INSTRUCTIONS FOR THE TASK:
Could you write out all of the data again, word for word?
───── THE INPUT ─────
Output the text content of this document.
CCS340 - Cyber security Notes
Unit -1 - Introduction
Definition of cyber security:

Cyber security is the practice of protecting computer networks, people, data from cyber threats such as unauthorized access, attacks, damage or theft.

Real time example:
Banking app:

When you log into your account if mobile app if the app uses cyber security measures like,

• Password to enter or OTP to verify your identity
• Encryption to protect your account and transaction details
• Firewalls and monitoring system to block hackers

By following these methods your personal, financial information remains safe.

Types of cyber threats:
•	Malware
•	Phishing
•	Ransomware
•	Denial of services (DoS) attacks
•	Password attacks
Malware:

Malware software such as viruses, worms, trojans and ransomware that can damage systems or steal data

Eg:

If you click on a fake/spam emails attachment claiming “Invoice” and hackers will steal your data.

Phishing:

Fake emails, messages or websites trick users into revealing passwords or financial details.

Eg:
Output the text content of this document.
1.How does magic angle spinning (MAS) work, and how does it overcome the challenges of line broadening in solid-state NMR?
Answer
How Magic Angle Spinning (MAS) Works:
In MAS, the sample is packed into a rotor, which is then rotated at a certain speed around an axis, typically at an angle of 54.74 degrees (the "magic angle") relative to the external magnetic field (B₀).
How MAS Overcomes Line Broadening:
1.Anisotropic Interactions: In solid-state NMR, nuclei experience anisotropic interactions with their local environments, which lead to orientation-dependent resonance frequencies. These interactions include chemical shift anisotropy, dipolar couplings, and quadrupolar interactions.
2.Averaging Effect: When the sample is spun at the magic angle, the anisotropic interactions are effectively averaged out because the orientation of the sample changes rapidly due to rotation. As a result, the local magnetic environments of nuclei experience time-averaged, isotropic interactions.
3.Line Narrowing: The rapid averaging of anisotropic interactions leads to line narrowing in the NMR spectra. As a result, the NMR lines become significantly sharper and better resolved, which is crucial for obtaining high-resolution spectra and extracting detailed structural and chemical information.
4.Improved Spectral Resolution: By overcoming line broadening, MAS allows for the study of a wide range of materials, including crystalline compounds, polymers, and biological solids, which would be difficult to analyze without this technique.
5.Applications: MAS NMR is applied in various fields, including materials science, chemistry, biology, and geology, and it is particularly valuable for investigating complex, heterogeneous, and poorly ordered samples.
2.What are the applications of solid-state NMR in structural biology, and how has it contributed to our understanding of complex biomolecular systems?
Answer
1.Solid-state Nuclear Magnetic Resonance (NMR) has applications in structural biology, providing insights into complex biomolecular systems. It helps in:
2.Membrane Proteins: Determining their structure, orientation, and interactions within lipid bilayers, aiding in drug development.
─────
YOUR SOLUTION:
Output the text content of this document.
CCS340 - Cyber security Notes
Unit -1 - Introduction
Definition of cyber security:

Cyber security is the practice of protecting computer networks, people, data from cyber threats such as unauthorized access, attacks, damage or theft.

Real time example:
Banking app:

When you log into your account if mobile app if the app uses cyber security measures like,

• Password to enter or OTP to verify your identity
• Encryption to protect your account and transaction details
• Firewalls and monitoring system to block hackers

By following these methods your personal, financial information remains safe.

Types of cyber threats:
•	Malware
•	Phishing
•	Ransomware
•	Denial of services (DoS) attacks
•	Password attacks
Malware:

Malware software such as viruses, worms, trojans and ransomware that can damage systems or steal data

Eg:

If you click on a fake/spam emails attachment claiming “Invoice” and hackers will steal your data.

Phishing:

Fake emails, messages or websites trick users into revealing passwords or financial details.

Eg:
Output the text content of this document.
1.How does magic angle spinning (MAS) work, and how does it overcome the challenges of line broadening in solid-state NMR?
Answer
How Magic Angle Spinning (MAS) Works:
In MAS, the sample is packed into a rotor, which is then rotated at a certain speed around an axis, typically at an angle of 54.74 degrees (the "magic angle") relative to the external magnetic field (B₀).
How MAS Overcomes Line Broadening:
1.Anisotropic Interactions: In solid-state NMR, nuclei experience anisotropic interactions with their local environments, which lead to orientation-dependent resonance frequencies. These interactions include chemical shift anisotropy, dipolar couplings, and quadrupolar interactions.
2.Averaging Effect: When the sample is spun at the magic angle, the anisotropic interactions are effectively averaged out because the orientation of the sample changes rapidly due to rotation. As a result, the local magnetic environments of nuclei experience time-averaged, isotropic interactions.
3.Line Narrowing: The rapid averaging of anisotropic interactions leads to line narrowing in the NMR spectra. As a result, the NMR lines become significantly sharper and better resolved, which is crucial for obtaining high-resolution spectra and extracting detailed structural and chemical information.
4.Improved Spectral Resolution: By overcoming line broadening, MAS allows for the study of a wide range of materials, including crystalline compounds, polymers, and biological solids, which would be difficult to analyze without this technique.
5.Applications: MAS NMR is applied in various fields, including materials science, chemistry, biology, and geology, and it is particularly valuable for investigating complex, heterogeneous, and poorly ordered samples.
2.What are the applications of solid-state NMR in structural biology, and how has it contributed to our understanding of complex biomolecular systems?
Answer
1.Solid-state Nuclear Magnetic Resonance (NMR) has applications in structural biology, providing insights into complex biomolecular systems. It helps in:
2.Membrane Proteins: Determining their structure, orientation, and interactions within lipid bilayers, aiding in drug development.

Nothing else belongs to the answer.